--- Begin Dataset records ---
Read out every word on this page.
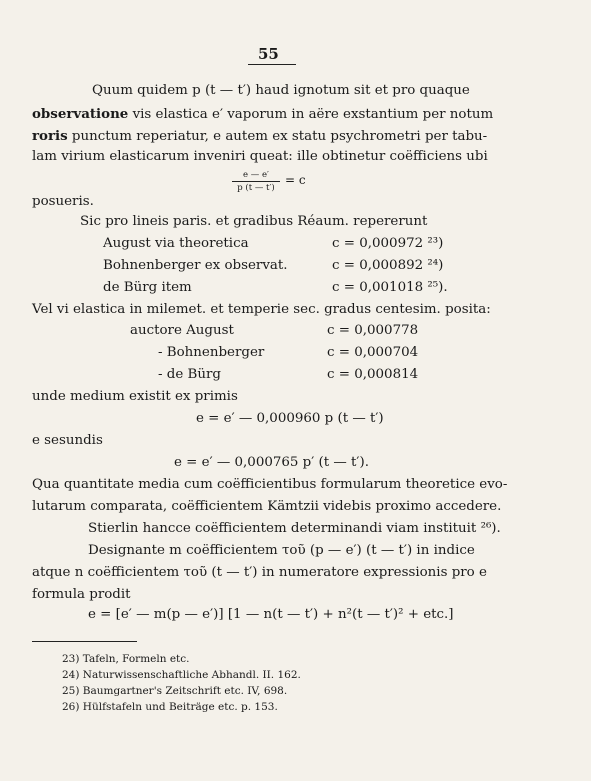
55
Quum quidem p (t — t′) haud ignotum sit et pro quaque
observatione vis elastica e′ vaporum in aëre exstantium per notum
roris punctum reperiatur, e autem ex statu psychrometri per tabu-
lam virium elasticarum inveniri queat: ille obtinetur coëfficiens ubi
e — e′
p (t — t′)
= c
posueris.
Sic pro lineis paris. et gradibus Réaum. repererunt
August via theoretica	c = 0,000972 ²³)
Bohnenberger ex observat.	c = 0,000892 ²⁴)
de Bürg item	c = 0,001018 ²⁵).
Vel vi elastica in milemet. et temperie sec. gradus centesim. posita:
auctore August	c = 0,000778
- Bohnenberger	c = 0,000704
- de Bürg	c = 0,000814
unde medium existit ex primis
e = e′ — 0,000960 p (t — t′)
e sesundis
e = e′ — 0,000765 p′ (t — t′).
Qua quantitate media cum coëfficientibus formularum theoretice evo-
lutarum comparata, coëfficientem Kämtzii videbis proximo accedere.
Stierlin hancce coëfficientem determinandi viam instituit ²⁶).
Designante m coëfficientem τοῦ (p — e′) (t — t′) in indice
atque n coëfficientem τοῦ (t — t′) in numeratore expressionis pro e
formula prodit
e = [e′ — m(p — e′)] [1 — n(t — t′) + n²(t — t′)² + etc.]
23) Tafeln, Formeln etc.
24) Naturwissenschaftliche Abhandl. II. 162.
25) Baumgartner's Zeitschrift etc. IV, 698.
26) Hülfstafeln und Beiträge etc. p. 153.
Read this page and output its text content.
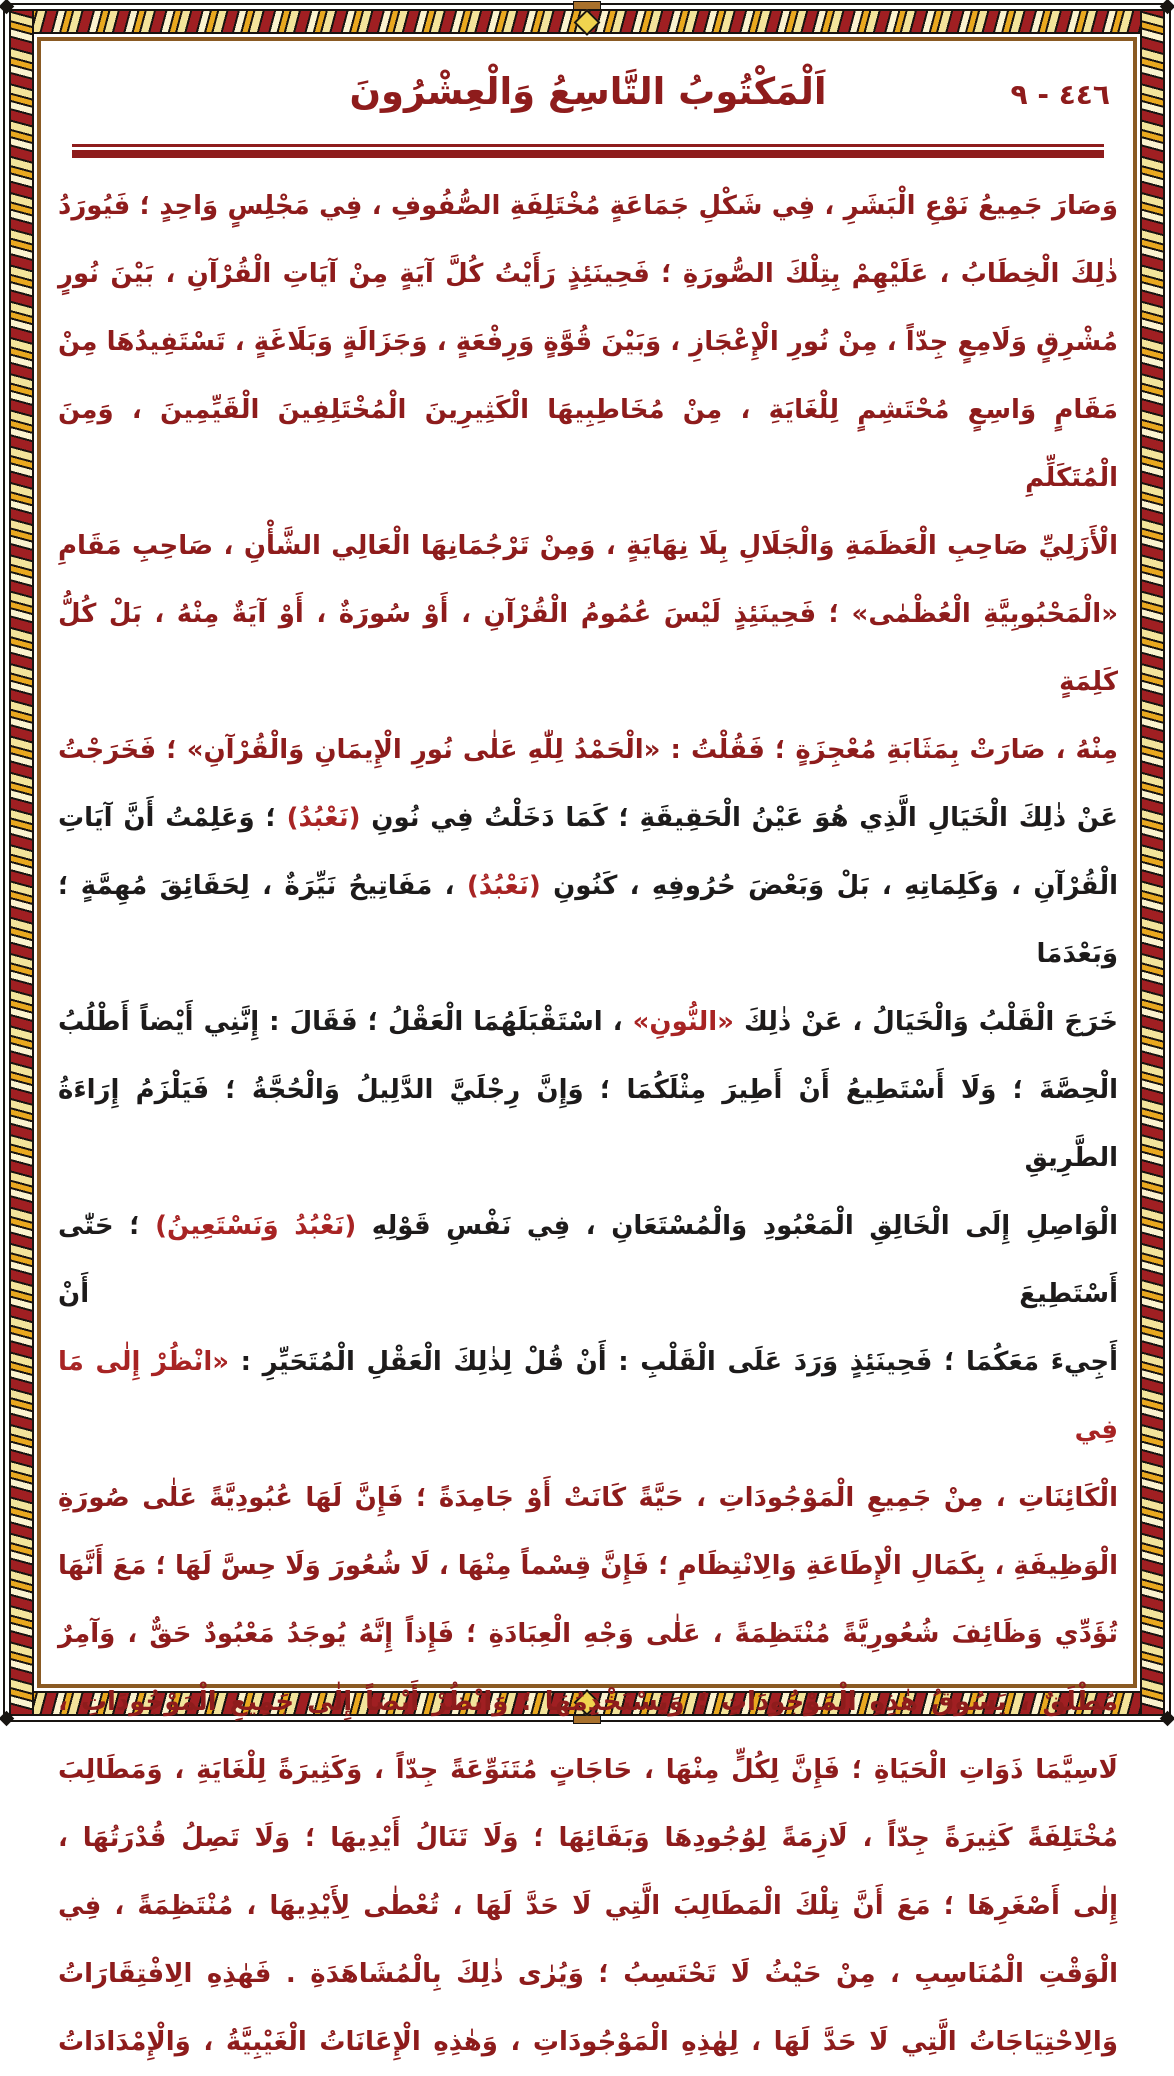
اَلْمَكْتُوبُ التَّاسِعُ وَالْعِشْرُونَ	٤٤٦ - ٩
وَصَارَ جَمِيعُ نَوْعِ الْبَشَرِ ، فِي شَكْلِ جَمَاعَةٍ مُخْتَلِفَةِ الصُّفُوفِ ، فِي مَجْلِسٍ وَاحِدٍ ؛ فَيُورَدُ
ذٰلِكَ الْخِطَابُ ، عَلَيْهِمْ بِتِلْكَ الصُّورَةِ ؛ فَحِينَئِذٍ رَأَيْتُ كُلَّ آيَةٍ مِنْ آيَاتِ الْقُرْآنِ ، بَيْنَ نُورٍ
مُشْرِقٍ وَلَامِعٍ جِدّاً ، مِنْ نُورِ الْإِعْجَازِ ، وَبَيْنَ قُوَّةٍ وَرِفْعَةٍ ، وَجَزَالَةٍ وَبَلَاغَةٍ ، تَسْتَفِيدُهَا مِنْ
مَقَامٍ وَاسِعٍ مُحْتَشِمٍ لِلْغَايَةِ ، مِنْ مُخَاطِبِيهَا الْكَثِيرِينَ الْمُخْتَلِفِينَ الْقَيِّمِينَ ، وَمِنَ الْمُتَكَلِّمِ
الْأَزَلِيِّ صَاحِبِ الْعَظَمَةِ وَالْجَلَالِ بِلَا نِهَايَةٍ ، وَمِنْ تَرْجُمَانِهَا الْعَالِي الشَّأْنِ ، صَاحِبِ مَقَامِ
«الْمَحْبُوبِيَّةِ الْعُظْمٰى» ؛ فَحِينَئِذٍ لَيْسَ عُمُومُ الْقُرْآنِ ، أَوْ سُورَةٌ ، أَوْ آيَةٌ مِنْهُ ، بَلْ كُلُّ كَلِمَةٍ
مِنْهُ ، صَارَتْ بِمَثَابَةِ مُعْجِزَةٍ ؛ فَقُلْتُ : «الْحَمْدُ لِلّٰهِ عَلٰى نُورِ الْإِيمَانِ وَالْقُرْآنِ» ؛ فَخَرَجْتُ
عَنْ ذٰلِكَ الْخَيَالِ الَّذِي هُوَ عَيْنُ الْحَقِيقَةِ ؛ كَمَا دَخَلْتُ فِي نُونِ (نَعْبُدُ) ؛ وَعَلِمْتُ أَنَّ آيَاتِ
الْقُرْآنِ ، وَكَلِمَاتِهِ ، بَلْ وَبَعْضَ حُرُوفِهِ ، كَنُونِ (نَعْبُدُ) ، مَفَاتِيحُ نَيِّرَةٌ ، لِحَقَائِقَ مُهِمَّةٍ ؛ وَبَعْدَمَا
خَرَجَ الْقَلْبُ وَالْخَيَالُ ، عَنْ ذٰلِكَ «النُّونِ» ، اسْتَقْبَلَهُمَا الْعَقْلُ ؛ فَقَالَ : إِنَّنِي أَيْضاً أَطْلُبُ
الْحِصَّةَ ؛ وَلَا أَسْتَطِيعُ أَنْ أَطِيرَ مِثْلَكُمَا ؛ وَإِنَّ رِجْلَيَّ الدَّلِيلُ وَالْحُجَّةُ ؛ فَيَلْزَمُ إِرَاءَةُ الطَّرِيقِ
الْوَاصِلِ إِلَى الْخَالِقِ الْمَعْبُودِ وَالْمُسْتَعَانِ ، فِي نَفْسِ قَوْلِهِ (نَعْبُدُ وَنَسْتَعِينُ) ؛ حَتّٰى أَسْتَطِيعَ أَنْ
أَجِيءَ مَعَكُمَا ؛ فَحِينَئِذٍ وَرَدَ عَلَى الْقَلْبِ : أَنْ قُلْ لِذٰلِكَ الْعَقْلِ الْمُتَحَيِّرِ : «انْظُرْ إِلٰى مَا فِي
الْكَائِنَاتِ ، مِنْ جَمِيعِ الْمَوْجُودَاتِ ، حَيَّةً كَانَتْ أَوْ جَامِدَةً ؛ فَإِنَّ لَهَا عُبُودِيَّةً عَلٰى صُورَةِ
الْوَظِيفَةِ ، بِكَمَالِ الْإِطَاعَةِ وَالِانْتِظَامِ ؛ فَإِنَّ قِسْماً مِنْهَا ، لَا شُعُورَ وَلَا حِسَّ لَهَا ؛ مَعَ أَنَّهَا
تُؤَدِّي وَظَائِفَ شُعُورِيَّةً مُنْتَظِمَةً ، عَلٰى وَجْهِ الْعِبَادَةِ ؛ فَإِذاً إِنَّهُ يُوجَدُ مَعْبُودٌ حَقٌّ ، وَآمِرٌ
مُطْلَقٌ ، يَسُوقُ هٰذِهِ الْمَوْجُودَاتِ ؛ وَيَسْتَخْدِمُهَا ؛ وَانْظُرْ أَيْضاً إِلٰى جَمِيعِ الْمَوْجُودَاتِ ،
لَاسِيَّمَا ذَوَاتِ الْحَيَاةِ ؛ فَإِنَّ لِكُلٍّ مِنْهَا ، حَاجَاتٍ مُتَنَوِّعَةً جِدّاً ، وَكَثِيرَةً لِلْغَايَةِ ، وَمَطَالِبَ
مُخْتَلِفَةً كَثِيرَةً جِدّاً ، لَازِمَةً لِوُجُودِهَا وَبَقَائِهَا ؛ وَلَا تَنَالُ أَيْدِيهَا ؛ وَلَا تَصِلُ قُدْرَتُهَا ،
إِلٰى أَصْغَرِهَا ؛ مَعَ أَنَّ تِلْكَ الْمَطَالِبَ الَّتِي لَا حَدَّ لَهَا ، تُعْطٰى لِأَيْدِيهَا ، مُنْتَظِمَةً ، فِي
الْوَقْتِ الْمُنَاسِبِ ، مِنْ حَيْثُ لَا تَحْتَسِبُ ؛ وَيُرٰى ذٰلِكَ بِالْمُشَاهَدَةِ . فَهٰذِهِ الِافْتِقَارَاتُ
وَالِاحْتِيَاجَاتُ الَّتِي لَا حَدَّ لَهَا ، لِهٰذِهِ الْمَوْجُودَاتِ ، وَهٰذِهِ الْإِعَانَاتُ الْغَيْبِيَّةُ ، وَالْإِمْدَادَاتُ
--- End Dataset records ---
• [What the exercise asks]
Write out the entries above verbatim; the pictures do not belong in your copy.

• [Answer to this exercise]
Read out every word on this page.
55
Quum quidem p (t — t′) haud ignotum sit et pro quaque
observatione vis elastica e′ vaporum in aëre exstantium per notum
roris punctum reperiatur, e autem ex statu psychrometri per tabu-
lam virium elasticarum inveniri queat: ille obtinetur coëfficiens ubi
e — e′
p (t — t′)
= c
posueris.
Sic pro lineis paris. et gradibus Réaum. repererunt
August via theoretica	c = 0,000972 ²³)
Bohnenberger ex observat.	c = 0,000892 ²⁴)
de Bürg item	c = 0,001018 ²⁵).
Vel vi elastica in milemet. et temperie sec. gradus centesim. posita:
auctore August	c = 0,000778
- Bohnenberger	c = 0,000704
- de Bürg	c = 0,000814
unde medium existit ex primis
e = e′ — 0,000960 p (t — t′)
e sesundis
e = e′ — 0,000765 p′ (t — t′).
Qua quantitate media cum coëfficientibus formularum theoretice evo-
lutarum comparata, coëfficientem Kämtzii videbis proximo accedere.
Stierlin hancce coëfficientem determinandi viam instituit ²⁶).
Designante m coëfficientem τοῦ (p — e′) (t — t′) in indice
atque n coëfficientem τοῦ (t — t′) in numeratore expressionis pro e
formula prodit
e = [e′ — m(p — e′)] [1 — n(t — t′) + n²(t — t′)² + etc.]
23) Tafeln, Formeln etc.
24) Naturwissenschaftliche Abhandl. II. 162.
25) Baumgartner's Zeitschrift etc. IV, 698.
26) Hülfstafeln und Beiträge etc. p. 153.
Read this page and output its text content.
اَلْمَكْتُوبُ التَّاسِعُ وَالْعِشْرُونَ	٤٤٦ - ٩
وَصَارَ جَمِيعُ نَوْعِ الْبَشَرِ ، فِي شَكْلِ جَمَاعَةٍ مُخْتَلِفَةِ الصُّفُوفِ ، فِي مَجْلِسٍ وَاحِدٍ ؛ فَيُورَدُ
ذٰلِكَ الْخِطَابُ ، عَلَيْهِمْ بِتِلْكَ الصُّورَةِ ؛ فَحِينَئِذٍ رَأَيْتُ كُلَّ آيَةٍ مِنْ آيَاتِ الْقُرْآنِ ، بَيْنَ نُورٍ
مُشْرِقٍ وَلَامِعٍ جِدّاً ، مِنْ نُورِ الْإِعْجَازِ ، وَبَيْنَ قُوَّةٍ وَرِفْعَةٍ ، وَجَزَالَةٍ وَبَلَاغَةٍ ، تَسْتَفِيدُهَا مِنْ
مَقَامٍ وَاسِعٍ مُحْتَشِمٍ لِلْغَايَةِ ، مِنْ مُخَاطِبِيهَا الْكَثِيرِينَ الْمُخْتَلِفِينَ الْقَيِّمِينَ ، وَمِنَ الْمُتَكَلِّمِ
الْأَزَلِيِّ صَاحِبِ الْعَظَمَةِ وَالْجَلَالِ بِلَا نِهَايَةٍ ، وَمِنْ تَرْجُمَانِهَا الْعَالِي الشَّأْنِ ، صَاحِبِ مَقَامِ
«الْمَحْبُوبِيَّةِ الْعُظْمٰى» ؛ فَحِينَئِذٍ لَيْسَ عُمُومُ الْقُرْآنِ ، أَوْ سُورَةٌ ، أَوْ آيَةٌ مِنْهُ ، بَلْ كُلُّ كَلِمَةٍ
مِنْهُ ، صَارَتْ بِمَثَابَةِ مُعْجِزَةٍ ؛ فَقُلْتُ : «الْحَمْدُ لِلّٰهِ عَلٰى نُورِ الْإِيمَانِ وَالْقُرْآنِ» ؛ فَخَرَجْتُ
عَنْ ذٰلِكَ الْخَيَالِ الَّذِي هُوَ عَيْنُ الْحَقِيقَةِ ؛ كَمَا دَخَلْتُ فِي نُونِ (نَعْبُدُ) ؛ وَعَلِمْتُ أَنَّ آيَاتِ
الْقُرْآنِ ، وَكَلِمَاتِهِ ، بَلْ وَبَعْضَ حُرُوفِهِ ، كَنُونِ (نَعْبُدُ) ، مَفَاتِيحُ نَيِّرَةٌ ، لِحَقَائِقَ مُهِمَّةٍ ؛ وَبَعْدَمَا
خَرَجَ الْقَلْبُ وَالْخَيَالُ ، عَنْ ذٰلِكَ «النُّونِ» ، اسْتَقْبَلَهُمَا الْعَقْلُ ؛ فَقَالَ : إِنَّنِي أَيْضاً أَطْلُبُ
الْحِصَّةَ ؛ وَلَا أَسْتَطِيعُ أَنْ أَطِيرَ مِثْلَكُمَا ؛ وَإِنَّ رِجْلَيَّ الدَّلِيلُ وَالْحُجَّةُ ؛ فَيَلْزَمُ إِرَاءَةُ الطَّرِيقِ
الْوَاصِلِ إِلَى الْخَالِقِ الْمَعْبُودِ وَالْمُسْتَعَانِ ، فِي نَفْسِ قَوْلِهِ (نَعْبُدُ وَنَسْتَعِينُ) ؛ حَتّٰى أَسْتَطِيعَ أَنْ
أَجِيءَ مَعَكُمَا ؛ فَحِينَئِذٍ وَرَدَ عَلَى الْقَلْبِ : أَنْ قُلْ لِذٰلِكَ الْعَقْلِ الْمُتَحَيِّرِ : «انْظُرْ إِلٰى مَا فِي
الْكَائِنَاتِ ، مِنْ جَمِيعِ الْمَوْجُودَاتِ ، حَيَّةً كَانَتْ أَوْ جَامِدَةً ؛ فَإِنَّ لَهَا عُبُودِيَّةً عَلٰى صُورَةِ
الْوَظِيفَةِ ، بِكَمَالِ الْإِطَاعَةِ وَالِانْتِظَامِ ؛ فَإِنَّ قِسْماً مِنْهَا ، لَا شُعُورَ وَلَا حِسَّ لَهَا ؛ مَعَ أَنَّهَا
تُؤَدِّي وَظَائِفَ شُعُورِيَّةً مُنْتَظِمَةً ، عَلٰى وَجْهِ الْعِبَادَةِ ؛ فَإِذاً إِنَّهُ يُوجَدُ مَعْبُودٌ حَقٌّ ، وَآمِرٌ
مُطْلَقٌ ، يَسُوقُ هٰذِهِ الْمَوْجُودَاتِ ؛ وَيَسْتَخْدِمُهَا ؛ وَانْظُرْ أَيْضاً إِلٰى جَمِيعِ الْمَوْجُودَاتِ ،
لَاسِيَّمَا ذَوَاتِ الْحَيَاةِ ؛ فَإِنَّ لِكُلٍّ مِنْهَا ، حَاجَاتٍ مُتَنَوِّعَةً جِدّاً ، وَكَثِيرَةً لِلْغَايَةِ ، وَمَطَالِبَ
مُخْتَلِفَةً كَثِيرَةً جِدّاً ، لَازِمَةً لِوُجُودِهَا وَبَقَائِهَا ؛ وَلَا تَنَالُ أَيْدِيهَا ؛ وَلَا تَصِلُ قُدْرَتُهَا ،
إِلٰى أَصْغَرِهَا ؛ مَعَ أَنَّ تِلْكَ الْمَطَالِبَ الَّتِي لَا حَدَّ لَهَا ، تُعْطٰى لِأَيْدِيهَا ، مُنْتَظِمَةً ، فِي
الْوَقْتِ الْمُنَاسِبِ ، مِنْ حَيْثُ لَا تَحْتَسِبُ ؛ وَيُرٰى ذٰلِكَ بِالْمُشَاهَدَةِ . فَهٰذِهِ الِافْتِقَارَاتُ
وَالِاحْتِيَاجَاتُ الَّتِي لَا حَدَّ لَهَا ، لِهٰذِهِ الْمَوْجُودَاتِ ، وَهٰذِهِ الْإِعَانَاتُ الْغَيْبِيَّةُ ، وَالْإِمْدَادَاتُ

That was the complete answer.